QUESTIONS ON THE MATERIAL >>
a - In the PandasGroupedOpsMixin page, what functionType does applyInPandas give the pandas_udf it creates?
b - Check each statement against the PandasGroupedOpsMixin page and answer yes or no, quoting the words of the page that decide it. (i) PandasGroupedOpsMixin is a mixin for the GroupedData class. (ii) The returnType of the pandas_udf created by applyInPandas is the given func. (iii) The pandas_udf is applied to only the grouping columns.
c - Continue the PandasGroupedOpsMixin page from its last sentence.

QUOTED PASSAGE >>

──────────────────────────────

PandasGroupedOpsMixin¶
PandasGroupedOpsMixin
is a Python mixin for GroupedData class.
applyInPandas¶
applyInPandas(
self,
func: "PandasGroupedMapFunction", # (1)!
schema: Union[StructType, str]
) -> DataFrame
from pandas.core.frame import DataFrame as PandasDataFrame DataFrameLike = PandasDataFrame PandasGroupedMapFunction = Union[ # func: pandas.DataFrame -> pandas.DataFrame Callable[[DataFrameLike], DataFrameLike], # func: (groupKey(s), pandas.DataFrame) -> pandas.DataFrame Callable[[Any, DataFrameLike], DataFrameLike], ]
applyInPandas
creates a pandas_udf with the following:
pandas_udf | Value |
---|---|
f | The given func |
returnType | The given schema |
functionType | PandasUDFType.GROUPED_MAP |
applyInPandas
creates a Column
wtih the pandas_udf
applied to all the columns of the DataFrame of this GroupedData.

──────────────────────────────

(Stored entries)
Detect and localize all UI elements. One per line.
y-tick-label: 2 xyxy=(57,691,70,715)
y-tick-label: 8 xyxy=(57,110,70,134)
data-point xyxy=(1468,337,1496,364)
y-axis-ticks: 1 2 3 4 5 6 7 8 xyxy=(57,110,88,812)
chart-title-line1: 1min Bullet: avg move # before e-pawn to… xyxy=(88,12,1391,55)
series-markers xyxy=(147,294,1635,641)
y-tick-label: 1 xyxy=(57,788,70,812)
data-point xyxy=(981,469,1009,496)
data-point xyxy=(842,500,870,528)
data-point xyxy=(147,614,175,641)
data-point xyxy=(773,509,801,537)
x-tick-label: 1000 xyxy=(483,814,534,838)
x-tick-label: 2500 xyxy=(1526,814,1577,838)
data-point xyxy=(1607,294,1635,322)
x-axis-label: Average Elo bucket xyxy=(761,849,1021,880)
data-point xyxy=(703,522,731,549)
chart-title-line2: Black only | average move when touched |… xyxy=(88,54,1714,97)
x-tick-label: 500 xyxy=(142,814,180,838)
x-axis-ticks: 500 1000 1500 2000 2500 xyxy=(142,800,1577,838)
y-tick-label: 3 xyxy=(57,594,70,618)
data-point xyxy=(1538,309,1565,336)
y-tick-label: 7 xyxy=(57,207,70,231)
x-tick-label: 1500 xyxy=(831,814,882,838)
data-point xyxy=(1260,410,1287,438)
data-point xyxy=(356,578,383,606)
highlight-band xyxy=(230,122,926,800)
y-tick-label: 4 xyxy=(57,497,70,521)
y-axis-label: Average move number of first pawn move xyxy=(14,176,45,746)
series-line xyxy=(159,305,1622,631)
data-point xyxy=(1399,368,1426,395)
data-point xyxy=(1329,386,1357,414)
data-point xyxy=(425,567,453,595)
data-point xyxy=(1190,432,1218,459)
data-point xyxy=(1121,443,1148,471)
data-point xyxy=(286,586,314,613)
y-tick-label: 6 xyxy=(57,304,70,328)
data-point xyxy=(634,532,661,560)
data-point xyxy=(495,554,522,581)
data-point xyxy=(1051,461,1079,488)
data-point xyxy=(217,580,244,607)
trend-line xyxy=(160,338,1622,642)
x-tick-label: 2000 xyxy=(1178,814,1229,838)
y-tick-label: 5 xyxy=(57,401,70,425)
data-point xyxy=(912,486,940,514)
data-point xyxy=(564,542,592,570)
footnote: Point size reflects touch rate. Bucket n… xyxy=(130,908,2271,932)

──────────────────────────────

TASK-BY-TASK OUTPUTS >>
a - PandasUDFType.GROUPED_MAP

b -
(i) Yes: "is a Python mixin for GroupedData class."
(ii) No: "returnType | The given schema |"
(iii) No: "applied to all the columns of the DataFrame of this GroupedData."

c -
applyInPandas
requests the RelationalGroupedDataset to flatMapGroupsInPandas with the underlying Catalyst expression of the Column
with the pandas_udf
.
In the end, applyInPandas
creates a DataFrame with the result.
cogroup¶
cogroup(
self,
other: "GroupedData") -> "PandasCogroupedOps"
cogroup
creates a PandasCogroupedOps for this and the other GroupedDatas.